### Textauszug:
★ ★ ★ ★ ★
Würdest du sagen, dass die Message von MDC sich über die Jahre verändert hat?
Nur minimal. Wir waren und sind eine sehr politische Band, und daran hat sich nichts geändert, wie man ja den Texten unseres letzten Albums entnehmen kann. Allerdings gibt es da auch ein Lied wie "Going nowhere fast", in dem es um meinen früheren Lebensstil geht und wie schwer es war, mich davon zu lösen. In anderen, etwa in "Founding fathers", geht es um die Ermordung der amerikanischen Ureinwohner, um George W. Bush, um den Umgang mit Aids in Afrika. Grundsätzlich ist also die Ausrichtung der Texte gleich geblieben, es geht darum, bestimmte Themen mit einem sehr scharfen Humor anzusprechen und nicht in "Fuck war, fuck Bush"-Klischees zu verfallen, indem man einen guten Ansatz findet und eine gute Story. Und damit stehen MDC auch heute noch in der Tradition von "John Wayne was a Nazi" oder "Church and State". Trotzdem hatten MDC aber auch immer so einen nihilistischen Touch, siehe etwa "American achievements" oder "Kill the light". Klar, wenn man Anfang zwanzig ist, ist es ein ganzes Stück glamouröser, so was zu singen, als mit fünfzig, da habe ich heute eher den Wunsch, den Leuten zu sagen, dass nicht alles ganz schwarz ist, dass sie in dieser dunklen, einsamen Welt nach etwas Licht suchen sollen.
★ ★ ★ ★ ★
### Material zu Layoutbereichen:
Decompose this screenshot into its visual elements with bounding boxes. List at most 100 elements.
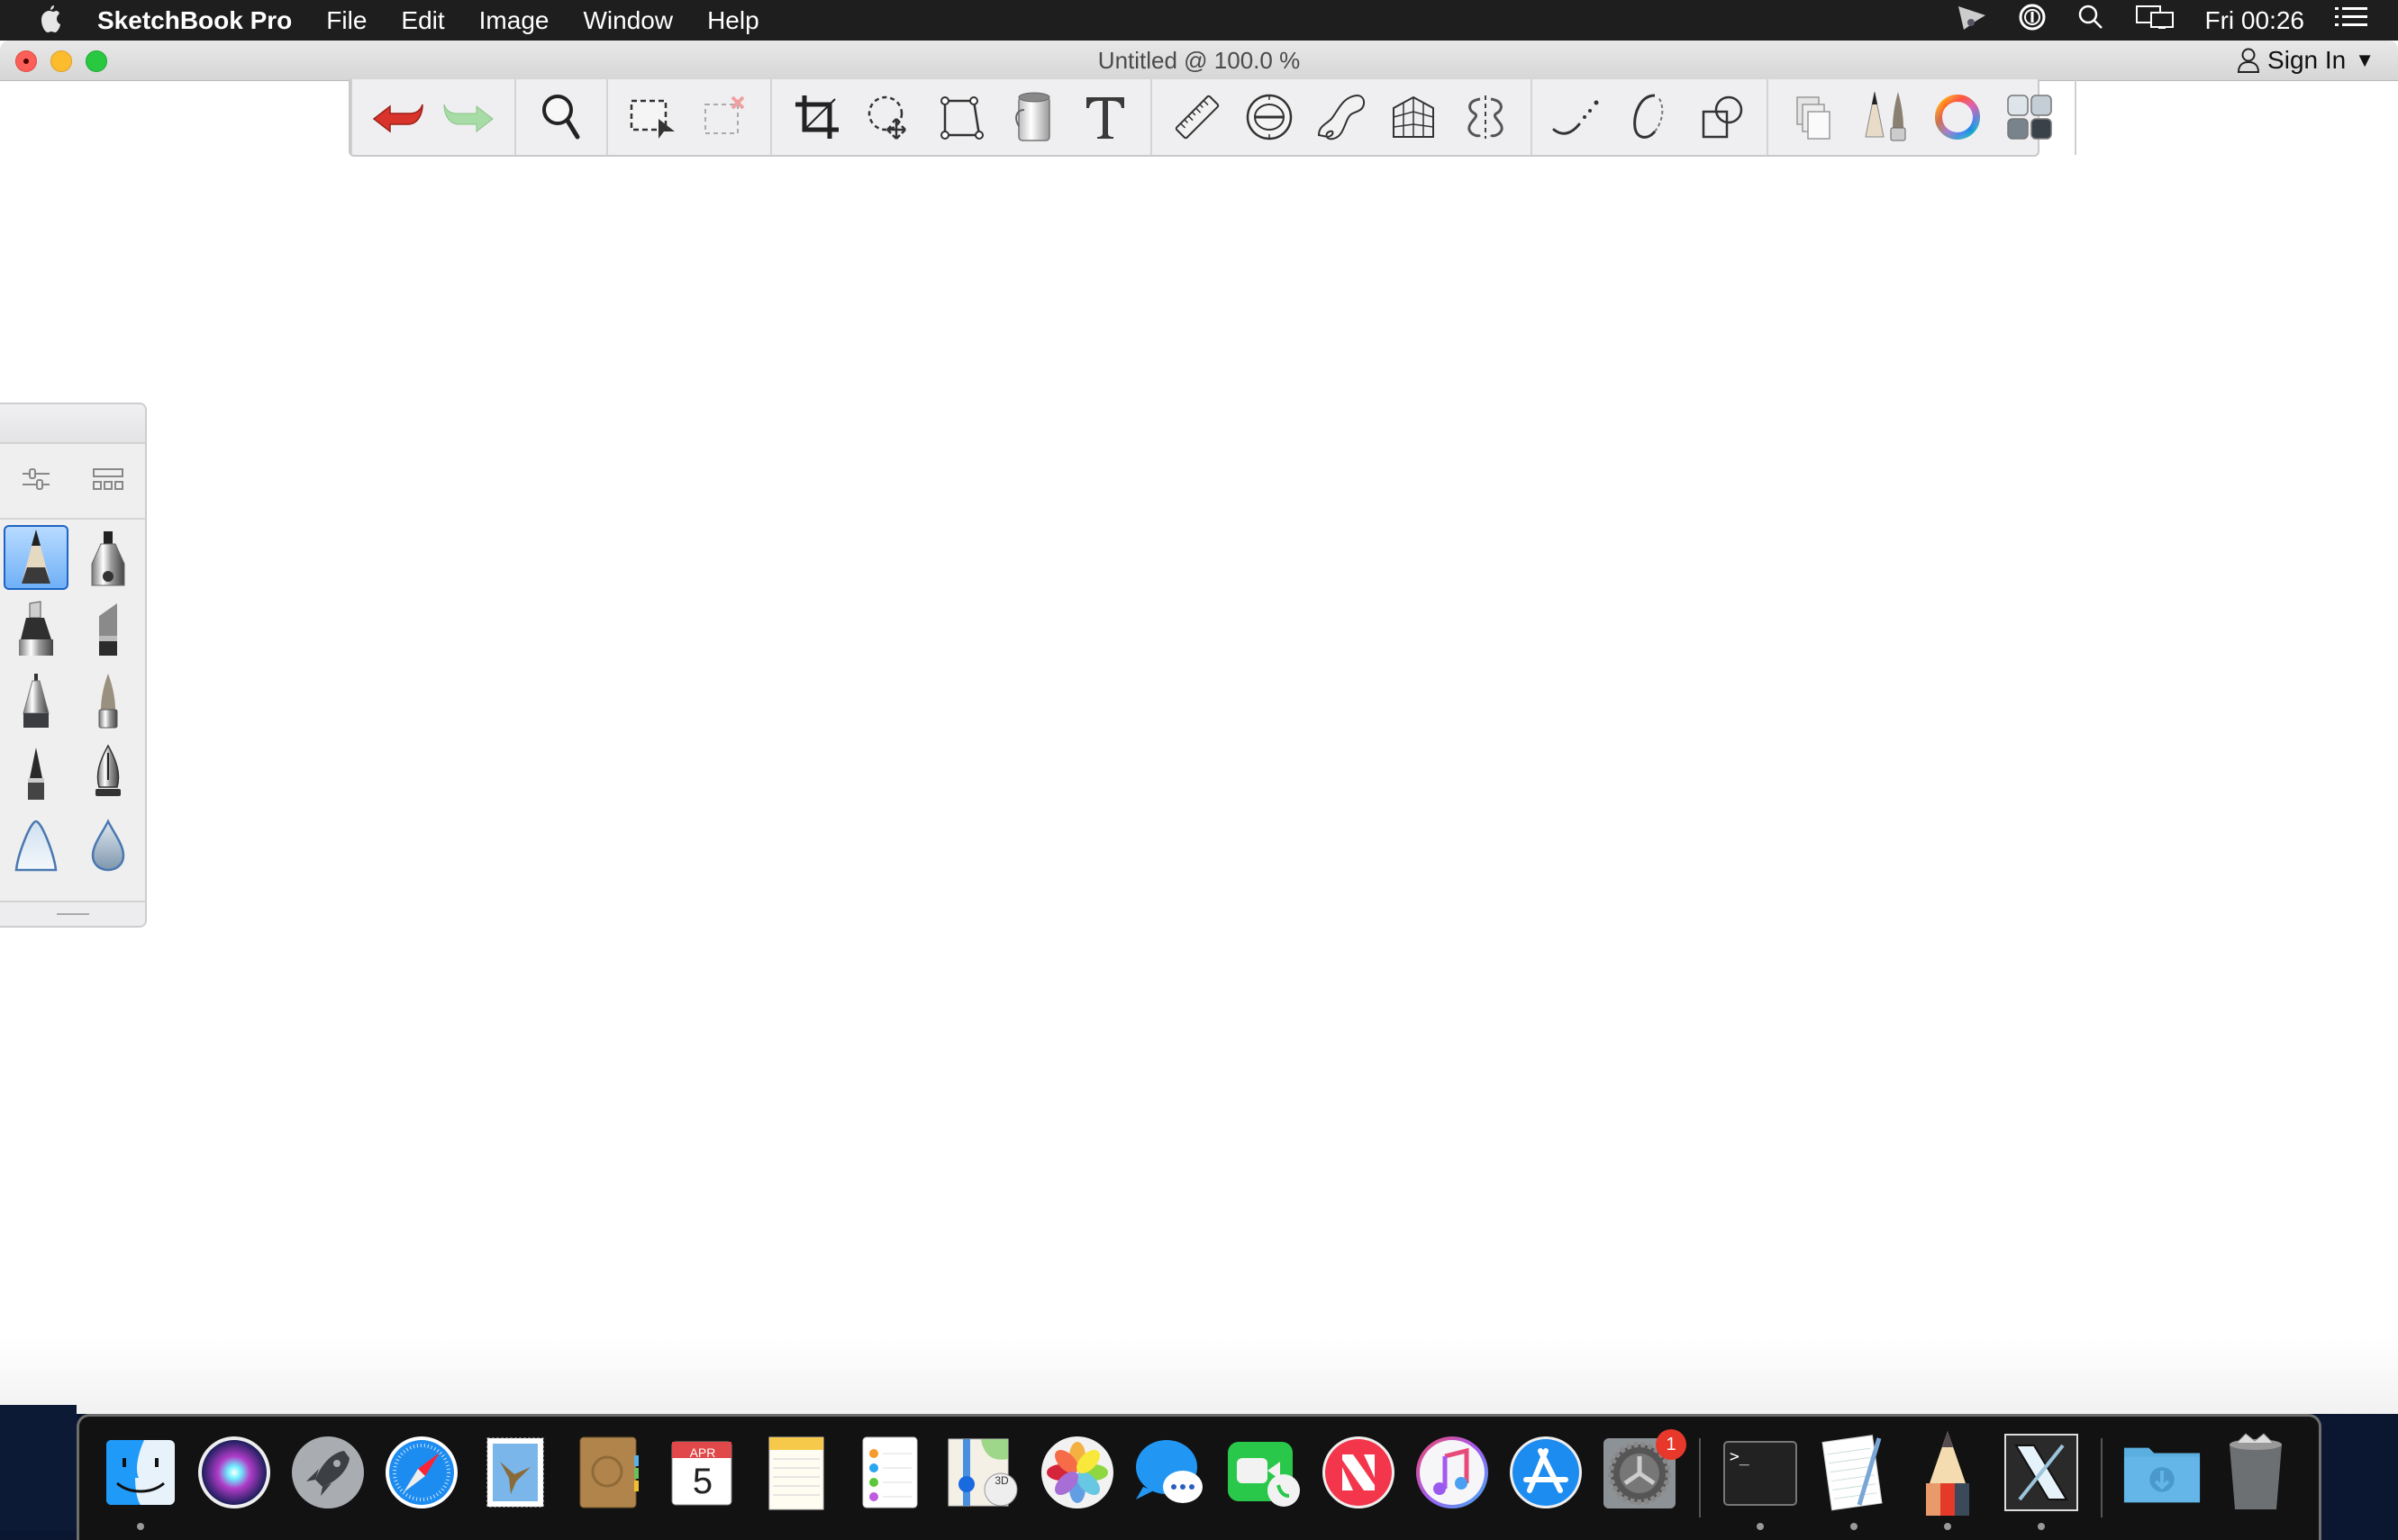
mail-stamp-icon (486, 1437, 544, 1508)
menu-file[interactable]: File (326, 6, 367, 35)
menu-window[interactable]: Window (583, 6, 673, 35)
copic-library-button[interactable] (1994, 81, 2066, 153)
brush-felt-pen[interactable] (4, 741, 68, 806)
dock-safari[interactable] (375, 1417, 468, 1534)
apple-logo-icon[interactable] (36, 5, 67, 37)
brush-palette (0, 403, 147, 928)
calendar-day: 5 (692, 1462, 713, 1501)
dock-textedit[interactable] (1807, 1417, 1901, 1534)
brush-sets-icon[interactable] (92, 467, 124, 495)
color-editor-button[interactable] (1921, 81, 1994, 153)
perspective-guide-button[interactable] (1377, 81, 1449, 153)
spotlight-search-icon[interactable] (2077, 4, 2104, 37)
crop-tool-button[interactable] (781, 81, 853, 153)
select-tool-button[interactable] (617, 81, 689, 153)
downloads-folder-icon (2123, 1447, 2201, 1503)
dock: APR 5 3D 1 >_ (77, 1414, 2321, 1540)
transform-tool-button[interactable] (853, 81, 925, 153)
fill-tool-button[interactable] (997, 81, 1069, 153)
predictive-stroke-button[interactable] (1613, 81, 1685, 153)
window-title: Untitled @ 100.0 % (1097, 47, 1301, 74)
menu-image[interactable]: Image (479, 6, 550, 35)
dock-app-store[interactable] (1499, 1417, 1593, 1534)
list-icon[interactable] (2335, 5, 2367, 35)
french-curve-button[interactable] (1305, 81, 1377, 153)
dock-maps[interactable]: 3D (937, 1417, 1031, 1534)
dock-finder[interactable] (94, 1417, 187, 1534)
symmetry-icon (1467, 95, 1503, 139)
dock-facetime[interactable] (1218, 1417, 1312, 1534)
shapes-button[interactable] (1685, 81, 1758, 153)
dock-siri[interactable] (187, 1417, 281, 1534)
zoom-tool-button[interactable] (525, 81, 597, 153)
brush-hard-eraser[interactable] (4, 813, 68, 878)
dock-news[interactable] (1312, 1417, 1405, 1534)
lasso-move-icon (867, 95, 906, 140)
clear-selection-button[interactable] (689, 81, 761, 153)
dock-contacts[interactable] (562, 1417, 656, 1534)
itunes-music-icon (1416, 1436, 1488, 1508)
sketchbook-window: Untitled @ 100.0 % Sign In ▼ (0, 41, 2398, 1414)
sketchbook-pencil-icon (1926, 1431, 1969, 1516)
dock-itunes[interactable] (1405, 1417, 1499, 1534)
brush-pencil[interactable] (4, 525, 68, 590)
dock-launchpad[interactable] (281, 1417, 375, 1534)
toolbar-grip-right[interactable] (2075, 79, 2076, 155)
text-tool-button[interactable] (1069, 81, 1141, 153)
menu-help[interactable]: Help (707, 6, 759, 35)
brush-airbrush[interactable] (76, 525, 141, 590)
dock-sketchbook-pro[interactable] (1901, 1417, 1994, 1534)
brush-paintbrush[interactable] (76, 669, 141, 734)
toolbar-group-history (352, 79, 516, 155)
rocket-icon (292, 1436, 364, 1508)
sign-in-button[interactable]: Sign In ▼ (2237, 41, 2375, 80)
canvas-area[interactable] (0, 1337, 2398, 1414)
password-manager-icon[interactable] (2018, 3, 2047, 38)
color-wheel-icon (1935, 95, 1980, 140)
menu-edit[interactable]: Edit (401, 6, 444, 35)
undo-button[interactable] (361, 81, 433, 153)
brush-palette-header[interactable] (0, 404, 145, 444)
fountain-pen-nib-icon (95, 744, 121, 796)
brush-fountain-pen[interactable] (76, 741, 141, 806)
brush-properties-icon[interactable] (21, 466, 51, 497)
layers-button[interactable] (1777, 81, 1849, 153)
dock-system-preferences[interactable]: 1 (1593, 1417, 1686, 1534)
dock-trash[interactable] (2209, 1417, 2303, 1534)
dock-terminal[interactable]: >_ (1713, 1417, 1807, 1534)
dock-messages[interactable] (1124, 1417, 1218, 1534)
dock-notes[interactable] (749, 1417, 843, 1534)
symmetry-button[interactable] (1449, 81, 1521, 153)
dock-xquartz[interactable] (1994, 1417, 2088, 1534)
brush-marker[interactable] (4, 597, 68, 662)
brush-palette-resize-handle[interactable] (0, 901, 145, 926)
redo-button[interactable] (433, 81, 505, 153)
textedit-icon (1821, 1435, 1883, 1511)
brush-library-button[interactable] (1849, 81, 1921, 153)
dock-mail[interactable] (468, 1417, 562, 1534)
display-mirroring-icon[interactable] (2135, 4, 2175, 37)
brush-ballpoint-pen[interactable] (4, 669, 68, 734)
ruler-button[interactable] (1161, 81, 1233, 153)
clock[interactable]: Fri 00:26 (2205, 6, 2305, 35)
cast-icon[interactable] (1957, 3, 1987, 38)
shapes-icon (1702, 95, 1743, 139)
brush-chisel-marker[interactable] (76, 597, 141, 662)
toolbar-group-zoom (516, 79, 608, 155)
app-menu[interactable]: SketchBook Pro (97, 6, 292, 35)
toolbar-group-selection (608, 79, 772, 155)
distort-tool-button[interactable] (925, 81, 997, 153)
dock-photos[interactable] (1031, 1417, 1124, 1534)
title-bar[interactable]: Untitled @ 100.0 % Sign In ▼ (0, 41, 2398, 81)
dock-downloads-stack[interactable] (2115, 1417, 2209, 1534)
steady-stroke-button[interactable] (1541, 81, 1613, 153)
brush-soft-eraser[interactable] (76, 813, 141, 878)
notes-icon (768, 1436, 824, 1510)
ellipse-guide-button[interactable] (1233, 81, 1305, 153)
photos-icon (1041, 1436, 1113, 1508)
ballpoint-pen-icon (23, 674, 50, 728)
perspective-grid-icon (1393, 95, 1434, 138)
dock-reminders[interactable] (843, 1417, 937, 1534)
running-indicator (1944, 1523, 1951, 1530)
dock-calendar[interactable]: APR 5 (656, 1417, 749, 1534)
★ ★ ★ ★ ★
### Aufgabe:
Prüfe, ob die folgenden Aussagen mit dem Textauszug übereinstimmen, und antworte jeweils mit Ja oder Nein samt den entscheidenden Worten als wörtlichem Zitat. (a) MDC wird als sehr politische Band beschrieben. (b) Im Lied "Founding fathers" geht es um den früheren Lebensstil des Sprechers. (c) Die Message von MDC hat sich über die Jahre stark verändert.

### Lösung:
(a) Ja: „Wir waren und sind eine sehr politische Band"
(b) Nein: „etwa in "Founding fathers", geht es um die Ermordung der amerikanischen Ureinwohner"
(c) Nein: „Nur minimal."